* _DATA SUPPLIED_
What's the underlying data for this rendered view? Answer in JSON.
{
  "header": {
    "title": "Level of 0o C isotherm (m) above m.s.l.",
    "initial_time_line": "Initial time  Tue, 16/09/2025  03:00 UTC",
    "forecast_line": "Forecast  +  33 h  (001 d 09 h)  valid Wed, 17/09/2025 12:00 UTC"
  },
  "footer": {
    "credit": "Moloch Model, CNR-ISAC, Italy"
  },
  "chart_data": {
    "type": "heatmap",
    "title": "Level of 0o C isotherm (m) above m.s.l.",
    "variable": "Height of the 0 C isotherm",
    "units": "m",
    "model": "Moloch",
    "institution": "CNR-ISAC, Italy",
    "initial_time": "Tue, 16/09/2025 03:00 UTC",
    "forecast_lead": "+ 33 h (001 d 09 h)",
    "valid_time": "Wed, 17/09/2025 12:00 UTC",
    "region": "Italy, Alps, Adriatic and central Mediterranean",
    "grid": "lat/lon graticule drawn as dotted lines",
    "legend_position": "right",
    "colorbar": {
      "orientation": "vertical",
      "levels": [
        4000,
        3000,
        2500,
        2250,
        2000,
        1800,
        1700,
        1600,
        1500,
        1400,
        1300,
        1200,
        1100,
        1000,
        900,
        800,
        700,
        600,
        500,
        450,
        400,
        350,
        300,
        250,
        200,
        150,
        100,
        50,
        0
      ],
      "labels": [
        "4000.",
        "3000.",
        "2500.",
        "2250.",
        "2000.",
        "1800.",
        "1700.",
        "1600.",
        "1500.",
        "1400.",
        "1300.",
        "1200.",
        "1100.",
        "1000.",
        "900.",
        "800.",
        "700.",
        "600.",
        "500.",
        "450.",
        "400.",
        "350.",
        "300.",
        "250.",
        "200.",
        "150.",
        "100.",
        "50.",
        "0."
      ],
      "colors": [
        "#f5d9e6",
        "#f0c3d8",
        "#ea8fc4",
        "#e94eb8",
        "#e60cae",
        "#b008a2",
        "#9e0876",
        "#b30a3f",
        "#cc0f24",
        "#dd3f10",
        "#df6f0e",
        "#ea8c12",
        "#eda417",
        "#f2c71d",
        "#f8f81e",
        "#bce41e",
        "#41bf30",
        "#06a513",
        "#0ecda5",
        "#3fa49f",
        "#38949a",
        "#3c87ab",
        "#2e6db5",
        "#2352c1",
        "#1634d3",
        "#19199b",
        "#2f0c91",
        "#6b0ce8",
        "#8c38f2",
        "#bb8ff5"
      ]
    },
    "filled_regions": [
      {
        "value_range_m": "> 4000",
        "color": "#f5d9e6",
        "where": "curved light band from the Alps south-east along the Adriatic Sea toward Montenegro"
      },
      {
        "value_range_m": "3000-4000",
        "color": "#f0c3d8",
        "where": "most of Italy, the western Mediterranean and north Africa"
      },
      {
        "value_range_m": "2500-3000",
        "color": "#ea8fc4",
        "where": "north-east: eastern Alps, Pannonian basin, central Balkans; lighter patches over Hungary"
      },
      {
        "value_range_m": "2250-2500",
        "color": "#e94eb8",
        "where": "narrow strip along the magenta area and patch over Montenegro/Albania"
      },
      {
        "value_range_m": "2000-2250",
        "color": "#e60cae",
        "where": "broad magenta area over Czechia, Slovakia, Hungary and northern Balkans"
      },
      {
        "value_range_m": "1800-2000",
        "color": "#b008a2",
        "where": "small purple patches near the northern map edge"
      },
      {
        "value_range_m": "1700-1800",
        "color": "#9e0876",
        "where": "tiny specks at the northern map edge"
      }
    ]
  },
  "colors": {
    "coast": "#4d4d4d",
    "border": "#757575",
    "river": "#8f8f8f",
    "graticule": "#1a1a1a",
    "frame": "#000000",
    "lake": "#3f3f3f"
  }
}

* _AIM_
Reproduce each entry exactly, leaving out nothing.

* _OUTPUT FOR THIS EXERCISE_
What's the underlying data for this rendered view? Answer in JSON.
{
  "header": {
    "title": "Level of 0o C isotherm (m) above m.s.l.",
    "initial_time_line": "Initial time  Tue, 16/09/2025  03:00 UTC",
    "forecast_line": "Forecast  +  33 h  (001 d 09 h)  valid Wed, 17/09/2025 12:00 UTC"
  },
  "footer": {
    "credit": "Moloch Model, CNR-ISAC, Italy"
  },
  "chart_data": {
    "type": "heatmap",
    "title": "Level of 0o C isotherm (m) above m.s.l.",
    "variable": "Height of the 0 C isotherm",
    "units": "m",
    "model": "Moloch",
    "institution": "CNR-ISAC, Italy",
    "initial_time": "Tue, 16/09/2025 03:00 UTC",
    "forecast_lead": "+ 33 h (001 d 09 h)",
    "valid_time": "Wed, 17/09/2025 12:00 UTC",
    "region": "Italy, Alps, Adriatic and central Mediterranean",
    "grid": "lat/lon graticule drawn as dotted lines",
    "legend_position": "right",
    "colorbar": {
      "orientation": "vertical",
      "levels": [
        4000,
        3000,
        2500,
        2250,
        2000,
        1800,
        1700,
        1600,
        1500,
        1400,
        1300,
        1200,
        1100,
        1000,
        900,
        800,
        700,
        600,
        500,
        450,
        400,
        350,
        300,
        250,
        200,
        150,
        100,
        50,
        0
      ],
      "labels": [
        "4000.",
        "3000.",
        "2500.",
        "2250.",
        "2000.",
        "1800.",
        "1700.",
        "1600.",
        "1500.",
        "1400.",
        "1300.",
        "1200.",
        "1100.",
        "1000.",
        "900.",
        "800.",
        "700.",
        "600.",
        "500.",
        "450.",
        "400.",
        "350.",
        "300.",
        "250.",
        "200.",
        "150.",
        "100.",
        "50.",
        "0."
      ],
      "colors": [
        "#f5d9e6",
        "#f0c3d8",
        "#ea8fc4",
        "#e94eb8",
        "#e60cae",
        "#b008a2",
        "#9e0876",
        "#b30a3f",
        "#cc0f24",
        "#dd3f10",
        "#df6f0e",
        "#ea8c12",
        "#eda417",
        "#f2c71d",
        "#f8f81e",
        "#bce41e",
        "#41bf30",
        "#06a513",
        "#0ecda5",
        "#3fa49f",
        "#38949a",
        "#3c87ab",
        "#2e6db5",
        "#2352c1",
        "#1634d3",
        "#19199b",
        "#2f0c91",
        "#6b0ce8",
        "#8c38f2",
        "#bb8ff5"
      ]
    },
    "filled_regions": [
      {
        "value_range_m": "> 4000",
        "color": "#f5d9e6",
        "where": "curved light band from the Alps south-east along the Adriatic Sea toward Montenegro"
      },
      {
        "value_range_m": "3000-4000",
        "color": "#f0c3d8",
        "where": "most of Italy, the western Mediterranean and north Africa"
      },
      {
        "value_range_m": "2500-3000",
        "color": "#ea8fc4",
        "where": "north-east: eastern Alps, Pannonian basin, central Balkans; lighter patches over Hungary"
      },
      {
        "value_range_m": "2250-2500",
        "color": "#e94eb8",
        "where": "narrow strip along the magenta area and patch over Montenegro/Albania"
      },
      {
        "value_range_m": "2000-2250",
        "color": "#e60cae",
        "where": "broad magenta area over Czechia, Slovakia, Hungary and northern Balkans"
      },
      {
        "value_range_m": "1800-2000",
        "color": "#b008a2",
        "where": "small purple patches near the northern map edge"
      },
      {
        "value_range_m": "1700-1800",
        "color": "#9e0876",
        "where": "tiny specks at the northern map edge"
      }
    ]
  },
  "colors": {
    "coast": "#4d4d4d",
    "border": "#757575",
    "river": "#8f8f8f",
    "graticule": "#1a1a1a",
    "frame": "#000000",
    "lake": "#3f3f3f"
  }
}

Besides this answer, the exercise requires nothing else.